- [TASK DIRECTIONS]: Quote the entries that follow exactly, leaving none out.

[Stored entries]
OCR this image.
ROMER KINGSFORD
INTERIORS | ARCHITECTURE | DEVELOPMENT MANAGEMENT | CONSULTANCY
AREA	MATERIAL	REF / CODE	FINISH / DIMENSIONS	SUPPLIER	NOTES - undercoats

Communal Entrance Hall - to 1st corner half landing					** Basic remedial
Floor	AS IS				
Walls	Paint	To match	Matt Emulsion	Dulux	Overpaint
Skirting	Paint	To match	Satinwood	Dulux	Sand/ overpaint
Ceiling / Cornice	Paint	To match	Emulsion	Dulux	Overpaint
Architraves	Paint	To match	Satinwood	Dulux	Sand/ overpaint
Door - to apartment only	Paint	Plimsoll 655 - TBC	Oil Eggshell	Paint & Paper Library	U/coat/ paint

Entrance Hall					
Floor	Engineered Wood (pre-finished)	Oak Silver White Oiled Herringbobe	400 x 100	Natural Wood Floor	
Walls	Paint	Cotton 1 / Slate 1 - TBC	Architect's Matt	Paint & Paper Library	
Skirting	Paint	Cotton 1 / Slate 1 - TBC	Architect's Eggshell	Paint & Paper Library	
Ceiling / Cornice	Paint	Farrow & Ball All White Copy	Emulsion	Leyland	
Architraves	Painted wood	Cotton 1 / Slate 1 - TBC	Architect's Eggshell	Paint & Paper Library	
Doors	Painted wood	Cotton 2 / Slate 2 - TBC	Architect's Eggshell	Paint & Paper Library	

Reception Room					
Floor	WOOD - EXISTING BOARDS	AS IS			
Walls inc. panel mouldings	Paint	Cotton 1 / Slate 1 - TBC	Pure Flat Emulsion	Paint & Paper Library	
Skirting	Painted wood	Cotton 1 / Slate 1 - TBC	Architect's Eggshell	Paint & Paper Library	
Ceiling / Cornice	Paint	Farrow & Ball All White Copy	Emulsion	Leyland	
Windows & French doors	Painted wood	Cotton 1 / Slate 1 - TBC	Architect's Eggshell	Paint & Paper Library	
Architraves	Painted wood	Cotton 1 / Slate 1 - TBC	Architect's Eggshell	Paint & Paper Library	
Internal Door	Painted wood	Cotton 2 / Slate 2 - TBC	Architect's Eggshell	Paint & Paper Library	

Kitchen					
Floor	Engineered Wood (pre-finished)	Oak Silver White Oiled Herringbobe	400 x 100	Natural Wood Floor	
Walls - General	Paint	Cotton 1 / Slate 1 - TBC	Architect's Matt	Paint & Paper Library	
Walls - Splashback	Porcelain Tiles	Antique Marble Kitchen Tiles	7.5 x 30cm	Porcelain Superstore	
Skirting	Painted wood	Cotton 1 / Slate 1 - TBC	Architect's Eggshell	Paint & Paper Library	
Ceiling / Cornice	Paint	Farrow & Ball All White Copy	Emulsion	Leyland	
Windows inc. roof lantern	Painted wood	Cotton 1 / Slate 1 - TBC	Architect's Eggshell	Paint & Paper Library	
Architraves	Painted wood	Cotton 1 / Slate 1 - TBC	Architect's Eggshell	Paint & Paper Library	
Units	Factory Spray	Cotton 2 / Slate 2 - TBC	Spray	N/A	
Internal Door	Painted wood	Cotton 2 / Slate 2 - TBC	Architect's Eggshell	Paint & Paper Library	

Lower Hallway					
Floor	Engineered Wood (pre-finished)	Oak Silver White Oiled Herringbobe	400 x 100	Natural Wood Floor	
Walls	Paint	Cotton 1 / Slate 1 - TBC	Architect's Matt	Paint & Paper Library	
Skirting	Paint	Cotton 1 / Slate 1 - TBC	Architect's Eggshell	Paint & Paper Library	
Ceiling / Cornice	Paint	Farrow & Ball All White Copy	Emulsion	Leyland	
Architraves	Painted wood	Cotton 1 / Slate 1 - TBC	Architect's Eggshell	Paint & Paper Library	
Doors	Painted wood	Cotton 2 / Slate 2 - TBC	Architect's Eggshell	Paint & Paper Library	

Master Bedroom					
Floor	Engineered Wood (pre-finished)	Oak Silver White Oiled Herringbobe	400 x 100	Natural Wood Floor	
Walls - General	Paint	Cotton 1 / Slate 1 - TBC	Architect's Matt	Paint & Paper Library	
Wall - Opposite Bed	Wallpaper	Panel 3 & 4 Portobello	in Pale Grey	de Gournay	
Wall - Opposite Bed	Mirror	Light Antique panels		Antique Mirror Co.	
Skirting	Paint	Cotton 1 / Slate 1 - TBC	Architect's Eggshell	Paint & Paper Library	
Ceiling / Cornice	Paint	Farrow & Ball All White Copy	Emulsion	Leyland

- [SOLUTION FOR THIS TASK]:
OCR this image.
ROMER KINGSFORD
INTERIORS | ARCHITECTURE | DEVELOPMENT MANAGEMENT | CONSULTANCY
AREA	MATERIAL	REF / CODE	FINISH / DIMENSIONS	SUPPLIER	NOTES - undercoats

Communal Entrance Hall - to 1st corner half landing					** Basic remedial
Floor	AS IS				
Walls	Paint	To match	Matt Emulsion	Dulux	Overpaint
Skirting	Paint	To match	Satinwood	Dulux	Sand/ overpaint
Ceiling / Cornice	Paint	To match	Emulsion	Dulux	Overpaint
Architraves	Paint	To match	Satinwood	Dulux	Sand/ overpaint
Door - to apartment only	Paint	Plimsoll 655 - TBC	Oil Eggshell	Paint & Paper Library	U/coat/ paint

Entrance Hall					
Floor	Engineered Wood (pre-finished)	Oak Silver White Oiled Herringbobe	400 x 100	Natural Wood Floor	
Walls	Paint	Cotton 1 / Slate 1 - TBC	Architect's Matt	Paint & Paper Library	
Skirting	Paint	Cotton 1 / Slate 1 - TBC	Architect's Eggshell	Paint & Paper Library	
Ceiling / Cornice	Paint	Farrow & Ball All White Copy	Emulsion	Leyland	
Architraves	Painted wood	Cotton 1 / Slate 1 - TBC	Architect's Eggshell	Paint & Paper Library	
Doors	Painted wood	Cotton 2 / Slate 2 - TBC	Architect's Eggshell	Paint & Paper Library	

Reception Room					
Floor	WOOD - EXISTING BOARDS	AS IS			
Walls inc. panel mouldings	Paint	Cotton 1 / Slate 1 - TBC	Pure Flat Emulsion	Paint & Paper Library	
Skirting	Painted wood	Cotton 1 / Slate 1 - TBC	Architect's Eggshell	Paint & Paper Library	
Ceiling / Cornice	Paint	Farrow & Ball All White Copy	Emulsion	Leyland	
Windows & French doors	Painted wood	Cotton 1 / Slate 1 - TBC	Architect's Eggshell	Paint & Paper Library	
Architraves	Painted wood	Cotton 1 / Slate 1 - TBC	Architect's Eggshell	Paint & Paper Library	
Internal Door	Painted wood	Cotton 2 / Slate 2 - TBC	Architect's Eggshell	Paint & Paper Library	

Kitchen					
Floor	Engineered Wood (pre-finished)	Oak Silver White Oiled Herringbobe	400 x 100	Natural Wood Floor	
Walls - General	Paint	Cotton 1 / Slate 1 - TBC	Architect's Matt	Paint & Paper Library	
Walls - Splashback	Porcelain Tiles	Antique Marble Kitchen Tiles	7.5 x 30cm	Porcelain Superstore	
Skirting	Painted wood	Cotton 1 / Slate 1 - TBC	Architect's Eggshell	Paint & Paper Library	
Ceiling / Cornice	Paint	Farrow & Ball All White Copy	Emulsion	Leyland	
Windows inc. roof lantern	Painted wood	Cotton 1 / Slate 1 - TBC	Architect's Eggshell	Paint & Paper Library	
Architraves	Painted wood	Cotton 1 / Slate 1 - TBC	Architect's Eggshell	Paint & Paper Library	
Units	Factory Spray	Cotton 2 / Slate 2 - TBC	Spray	N/A	
Internal Door	Painted wood	Cotton 2 / Slate 2 - TBC	Architect's Eggshell	Paint & Paper Library	

Lower Hallway					
Floor	Engineered Wood (pre-finished)	Oak Silver White Oiled Herringbobe	400 x 100	Natural Wood Floor	
Walls	Paint	Cotton 1 / Slate 1 - TBC	Architect's Matt	Paint & Paper Library	
Skirting	Paint	Cotton 1 / Slate 1 - TBC	Architect's Eggshell	Paint & Paper Library	
Ceiling / Cornice	Paint	Farrow & Ball All White Copy	Emulsion	Leyland	
Architraves	Painted wood	Cotton 1 / Slate 1 - TBC	Architect's Eggshell	Paint & Paper Library	
Doors	Painted wood	Cotton 2 / Slate 2 - TBC	Architect's Eggshell	Paint & Paper Library	

Master Bedroom					
Floor	Engineered Wood (pre-finished)	Oak Silver White Oiled Herringbobe	400 x 100	Natural Wood Floor	
Walls - General	Paint	Cotton 1 / Slate 1 - TBC	Architect's Matt	Paint & Paper Library	
Wall - Opposite Bed	Wallpaper	Panel 3 & 4 Portobello	in Pale Grey	de Gournay	
Wall - Opposite Bed	Mirror	Light Antique panels		Antique Mirror Co.	
Skirting	Paint	Cotton 1 / Slate 1 - TBC	Architect's Eggshell	Paint & Paper Library	
Ceiling / Cornice	Paint	Farrow & Ball All White Copy	Emulsion	Leyland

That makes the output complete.